> _What you will do_: Reproduce each line exactly. Skip none.

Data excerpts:
.....

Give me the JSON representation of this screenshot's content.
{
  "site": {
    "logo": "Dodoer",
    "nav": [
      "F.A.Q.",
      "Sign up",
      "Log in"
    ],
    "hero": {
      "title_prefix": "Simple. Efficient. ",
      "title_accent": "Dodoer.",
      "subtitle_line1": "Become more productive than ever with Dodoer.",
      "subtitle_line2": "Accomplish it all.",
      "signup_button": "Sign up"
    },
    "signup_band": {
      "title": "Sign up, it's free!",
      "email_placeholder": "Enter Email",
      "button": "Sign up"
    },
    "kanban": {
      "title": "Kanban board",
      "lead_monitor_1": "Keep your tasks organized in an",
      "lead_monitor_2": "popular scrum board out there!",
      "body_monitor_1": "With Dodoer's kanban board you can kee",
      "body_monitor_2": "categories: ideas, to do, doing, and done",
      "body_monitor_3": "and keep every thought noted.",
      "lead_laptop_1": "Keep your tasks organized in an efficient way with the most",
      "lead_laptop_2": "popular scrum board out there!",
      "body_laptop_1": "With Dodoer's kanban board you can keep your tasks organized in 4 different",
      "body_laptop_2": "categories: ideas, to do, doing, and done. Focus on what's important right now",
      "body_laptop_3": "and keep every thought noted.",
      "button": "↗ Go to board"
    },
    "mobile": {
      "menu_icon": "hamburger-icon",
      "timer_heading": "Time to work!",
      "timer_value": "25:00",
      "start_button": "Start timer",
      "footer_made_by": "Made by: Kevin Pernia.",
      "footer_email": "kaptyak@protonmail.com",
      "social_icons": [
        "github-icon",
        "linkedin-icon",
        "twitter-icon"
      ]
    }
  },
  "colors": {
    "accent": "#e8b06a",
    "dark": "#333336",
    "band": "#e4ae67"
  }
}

.....

> _The reply_:
Give me the JSON representation of this screenshot's content.
{
  "site": {
    "logo": "Dodoer",
    "nav": [
      "F.A.Q.",
      "Sign up",
      "Log in"
    ],
    "hero": {
      "title_prefix": "Simple. Efficient. ",
      "title_accent": "Dodoer.",
      "subtitle_line1": "Become more productive than ever with Dodoer.",
      "subtitle_line2": "Accomplish it all.",
      "signup_button": "Sign up"
    },
    "signup_band": {
      "title": "Sign up, it's free!",
      "email_placeholder": "Enter Email",
      "button": "Sign up"
    },
    "kanban": {
      "title": "Kanban board",
      "lead_monitor_1": "Keep your tasks organized in an",
      "lead_monitor_2": "popular scrum board out there!",
      "body_monitor_1": "With Dodoer's kanban board you can kee",
      "body_monitor_2": "categories: ideas, to do, doing, and done",
      "body_monitor_3": "and keep every thought noted.",
      "lead_laptop_1": "Keep your tasks organized in an efficient way with the most",
      "lead_laptop_2": "popular scrum board out there!",
      "body_laptop_1": "With Dodoer's kanban board you can keep your tasks organized in 4 different",
      "body_laptop_2": "categories: ideas, to do, doing, and done. Focus on what's important right now",
      "body_laptop_3": "and keep every thought noted.",
      "button": "↗ Go to board"
    },
    "mobile": {
      "menu_icon": "hamburger-icon",
      "timer_heading": "Time to work!",
      "timer_value": "25:00",
      "start_button": "Start timer",
      "footer_made_by": "Made by: Kevin Pernia.",
      "footer_email": "kaptyak@protonmail.com",
      "social_icons": [
        "github-icon",
        "linkedin-icon",
        "twitter-icon"
      ]
    }
  },
  "colors": {
    "accent": "#e8b06a",
    "dark": "#333336",
    "band": "#e4ae67"
  }
}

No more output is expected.